TEXTE FOURNI ->
Publié dans Finances news le 04 - 11 - 2011

- Le PPS croit en la gauche et la Koutla et entamera la campagne électorale avec un vaste programme.
- Un programme qui place la dignité du citoyen au cœur de ses priorités.
- Abdelahad Fassi-Fehri et Abdeslam Seddiki, membres du Bureau politique du parti, reviennent sur quelques mesures phares préconisées.
* Finances News Hebdo : Après le Plan d'intégration de la femme, aujourd'hui, il est question de légaliser l'avortement, comme évoqué par la ministre PPS Nouzha Skalli. Est-ce là un simple hasard du calendrier ?
* Abdelahad Fassi-Fehri : Il n'y a pas une volonté délibérée de créer la sensation ou de provoquer un effet d'annonce qui pourrait entraîner une appréciation positive de la part de la population. Mais il faut savoir que le plan d'intégration de la femme a eu le mérite de soulever un certain nombre de questions fondamentales concernant la place de la femme dans le processus de développement. Entre autres, le processus de l'égalité homme/ femme. Et il est vrai que dans cette société, sous certains aspects, on reste assez patriarcal avec parfois une prégnance du religieux, mais il y a d'autres aspects positifs où l'on reste parfois conservateurs.
Malgré cela, la question de la femme est une question fondamentale et, à l'époque, notre camarade Saïd Saadi a eu le courage et la force de mener une action de concertation et de coopération avec la société civile, et de poser ce problème avec la vigueur nécessaire. Cela avait provoqué tout un débat dans la société marocaine. Le problème a été par la suite tranché grâce au concours royal qui a joué un rôle d'arbitrage positif. Finalement, la réforme de la Moudouwana a repris fondamentalement bon nombre de points contenus dans le Plan d'intégration de la femme et, depuis, nous disposons d'un arsenal pour construire cette lutte pour l'égalité homme/femme sur de meilleures bases.
* F. N. H. : Pour la légalisation de l'avortement, bien sûr, cette question a toujours été un tabou…
* Abdeslam Seddiki : Je dirais qu'il faut d'abord s'entendre sur l'appellation. Il est préférable de parler d'IVG (Interruption volontaire de grossesse). Parce que l'avortement est politiquement et socialement impropre.

SECTION DES DONNÉES ->
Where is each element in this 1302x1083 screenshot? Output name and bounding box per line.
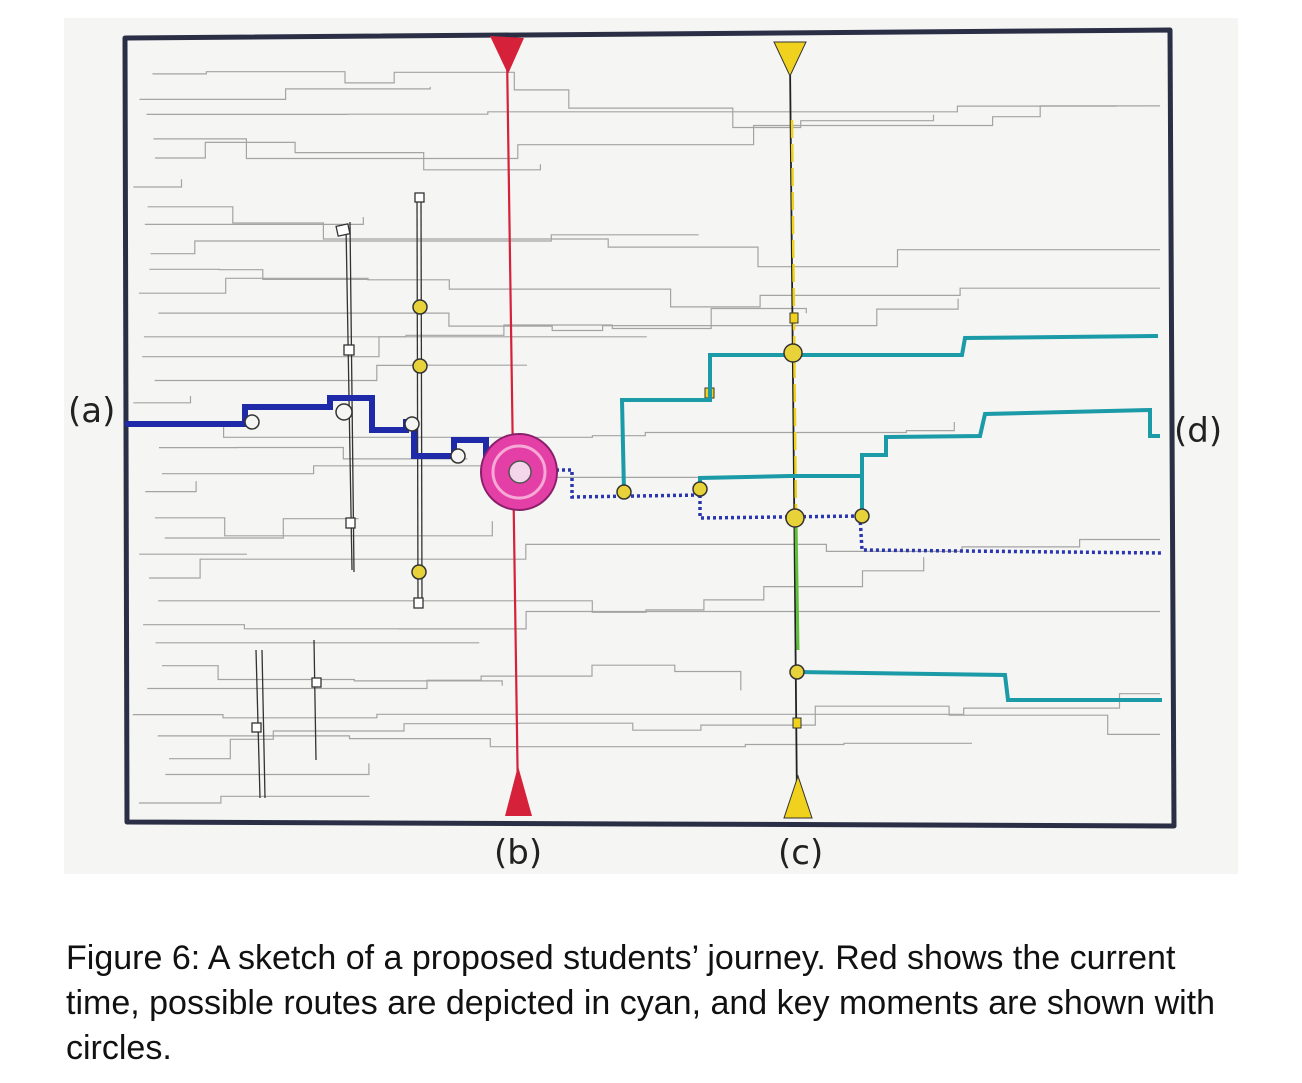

OBJECTIFS ->
1/ Citez, s'il vous plaît, toutes les personnes désignées par leur nom dans l'entretien sur le programme du PPS.
2/ Poursuivez l'entretien sur le programme du PPS après sa dernière phrase.
Les données ne servent pas pour ce travail.

RÉPONSES ->
1/ Abdelahad Fassi-Fehri, Abdeslam Seddiki, Nouzha Skalli, Saïd Saadi

2/
* Fassi-Fehri : Il faut créer le débat autour de cette question. Les déclarations de Nouzha Skalli ne tendent pas vers une légalisation tous azimuts, mais vers un recours à l'IVG dans des conditions bien particulières, notamment quand la vie de la mère est en danger ou quand cette grossesse a eu lieu suite à des conditions bien spécifiques. Il s'agit donc de bien réfléchir à ces circonstances particulières. Et là, à mon avis, il n'y a aucune recherche d'effet d'annonce; c'est un vrai problème social dans la société marocaine qui a été soulevé. Et il serait très hypocrite de détourner le regard face à un phénomène pareil.
* Seddiki : Nous n'attendons pas les élections pour aborder les problèmes délicats, nous le faisons au moment opportun. Par exemple, la question des enfants nés en dehors des liens du mariage a été soulevée par la société civile dont nous sommes à l'écoute. Et nous travaillons de façon complémentaire. Je ne pense pas qu'il soit opportun de faire de ce dossier un point de fixation à la veille des élections, sachant que les attentes des masses populaires ne se résument pas uniquement à cela.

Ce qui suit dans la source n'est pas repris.